### Given problem 1
In the usage limits clause, rewrite the paragraph beginning "2.2. Usage Limits" as a short bulleted list that keeps its main facts.

2.2. Usage Limits. The Services are subject to usage limits, including, for example, the quantities specified in Order Forms. Unless otherwise specified, (a) a quantity in an Order Form refers to users and social handles, and the Services may not be accessed by more than that number of users and social handles, (b) a user’s password may not be shared with any other individual, and (c) a user identification may be reassigned to a new individual replacing one who no longer requires ongoing use of the Services. If Customer exceeds a usage limit, Sparkcentral may work with Customer to seek to reduce the usage so that it conforms to that limit. If, notwithstanding Sparkcentral’s efforts, Customer is unable or unwilling to abide by a usage limit, Customer will execute an Order Form for additional quantities of the applicable Services promptly upon Sparkcentral’s request, and/or pay any invoice for excess usage in accordance with Section 4 (Payment of Fees).

[Excerpts from a layout annotation set]

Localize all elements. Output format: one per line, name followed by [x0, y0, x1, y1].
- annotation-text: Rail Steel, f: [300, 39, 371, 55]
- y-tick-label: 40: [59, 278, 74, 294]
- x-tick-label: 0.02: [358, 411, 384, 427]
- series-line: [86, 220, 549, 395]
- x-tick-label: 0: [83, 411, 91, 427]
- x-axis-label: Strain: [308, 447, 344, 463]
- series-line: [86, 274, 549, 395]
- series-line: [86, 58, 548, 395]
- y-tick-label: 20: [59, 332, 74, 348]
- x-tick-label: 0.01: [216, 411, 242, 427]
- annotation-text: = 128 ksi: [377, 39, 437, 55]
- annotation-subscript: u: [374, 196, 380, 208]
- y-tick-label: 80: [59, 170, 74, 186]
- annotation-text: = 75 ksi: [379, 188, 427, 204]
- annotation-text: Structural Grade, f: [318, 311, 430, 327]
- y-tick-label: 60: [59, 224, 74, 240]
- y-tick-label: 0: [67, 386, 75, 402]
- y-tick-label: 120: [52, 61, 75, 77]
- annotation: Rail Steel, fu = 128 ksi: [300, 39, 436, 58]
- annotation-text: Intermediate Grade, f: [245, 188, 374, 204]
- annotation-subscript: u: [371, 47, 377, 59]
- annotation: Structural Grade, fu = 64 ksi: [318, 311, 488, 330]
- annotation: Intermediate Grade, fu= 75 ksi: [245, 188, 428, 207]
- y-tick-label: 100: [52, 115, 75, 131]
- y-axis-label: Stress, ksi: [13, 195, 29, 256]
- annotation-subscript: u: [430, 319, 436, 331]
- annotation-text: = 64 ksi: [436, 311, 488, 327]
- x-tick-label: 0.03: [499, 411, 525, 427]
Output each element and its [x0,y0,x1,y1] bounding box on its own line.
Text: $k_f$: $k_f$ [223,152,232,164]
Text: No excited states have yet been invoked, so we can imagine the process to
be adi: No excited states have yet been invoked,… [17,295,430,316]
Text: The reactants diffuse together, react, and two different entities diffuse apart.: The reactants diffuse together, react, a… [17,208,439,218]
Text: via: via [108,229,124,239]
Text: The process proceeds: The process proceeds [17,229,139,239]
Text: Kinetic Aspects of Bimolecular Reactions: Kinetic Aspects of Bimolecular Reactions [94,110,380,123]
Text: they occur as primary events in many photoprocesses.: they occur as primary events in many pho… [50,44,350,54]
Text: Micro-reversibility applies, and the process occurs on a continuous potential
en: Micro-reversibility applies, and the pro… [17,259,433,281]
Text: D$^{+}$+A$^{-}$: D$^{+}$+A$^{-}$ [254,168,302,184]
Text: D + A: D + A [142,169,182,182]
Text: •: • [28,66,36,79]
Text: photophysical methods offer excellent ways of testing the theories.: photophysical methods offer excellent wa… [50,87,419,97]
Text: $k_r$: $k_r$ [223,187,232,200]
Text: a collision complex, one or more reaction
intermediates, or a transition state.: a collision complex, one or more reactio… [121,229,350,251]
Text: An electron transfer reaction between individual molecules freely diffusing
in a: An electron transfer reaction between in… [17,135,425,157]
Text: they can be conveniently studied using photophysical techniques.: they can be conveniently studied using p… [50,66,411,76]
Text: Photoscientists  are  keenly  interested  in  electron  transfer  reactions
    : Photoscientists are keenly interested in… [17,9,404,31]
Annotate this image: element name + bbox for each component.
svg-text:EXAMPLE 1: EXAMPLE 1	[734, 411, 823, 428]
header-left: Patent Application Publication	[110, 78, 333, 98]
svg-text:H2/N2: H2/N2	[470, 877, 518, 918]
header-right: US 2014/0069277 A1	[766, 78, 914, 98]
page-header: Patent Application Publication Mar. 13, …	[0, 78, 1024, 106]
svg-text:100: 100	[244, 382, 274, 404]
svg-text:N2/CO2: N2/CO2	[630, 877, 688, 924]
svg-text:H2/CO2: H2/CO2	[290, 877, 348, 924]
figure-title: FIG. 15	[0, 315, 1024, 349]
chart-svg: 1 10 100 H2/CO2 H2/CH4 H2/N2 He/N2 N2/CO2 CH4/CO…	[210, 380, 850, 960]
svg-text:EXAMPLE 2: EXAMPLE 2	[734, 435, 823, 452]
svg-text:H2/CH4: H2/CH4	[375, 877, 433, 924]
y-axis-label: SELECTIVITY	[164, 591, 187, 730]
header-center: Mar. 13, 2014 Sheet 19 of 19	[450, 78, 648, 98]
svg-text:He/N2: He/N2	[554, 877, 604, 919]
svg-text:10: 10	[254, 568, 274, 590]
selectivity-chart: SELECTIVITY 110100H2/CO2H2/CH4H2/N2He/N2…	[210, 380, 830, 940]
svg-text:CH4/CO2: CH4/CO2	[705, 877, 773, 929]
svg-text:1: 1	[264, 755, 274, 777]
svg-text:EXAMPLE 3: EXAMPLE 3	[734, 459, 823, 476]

### Given problem 2
Copy the entries word for word, from their first line through the line containing "- x-tick-label: 0.01: [216, 411, 242, 427]".

### Task response 1
- The Services have usage limits, such as the quantities specified in Order Forms.
- Unless otherwise specified, an Order Form quantity refers to users and social handles, and no more than that number may access the Services.
- A user's password may not be shared with any other individual.
- A user identification may be reassigned to a new individual replacing one who no longer requires ongoing use of the Services.
- If Customer exceeds a usage limit, Sparkcentral may work with Customer to reduce usage to within that limit.
- If Customer still cannot or will not abide by the limit, Customer will promptly execute an Order Form for additional quantities at Sparkcentral's request, and/or pay any invoice for excess usage under Section 4 (Payment of Fees).

### Task response 2
Localize all elements. Output format: one per line, name followed by [x0, y0, x1, y1].
- annotation-text: Rail Steel, f: [300, 39, 371, 55]
- y-tick-label: 40: [59, 278, 74, 294]
- x-tick-label: 0.02: [358, 411, 384, 427]
- series-line: [86, 220, 549, 395]
- x-tick-label: 0: [83, 411, 91, 427]
- x-axis-label: Strain: [308, 447, 344, 463]
- series-line: [86, 274, 549, 395]
- series-line: [86, 58, 548, 395]
- y-tick-label: 20: [59, 332, 74, 348]
- x-tick-label: 0.01: [216, 411, 242, 427]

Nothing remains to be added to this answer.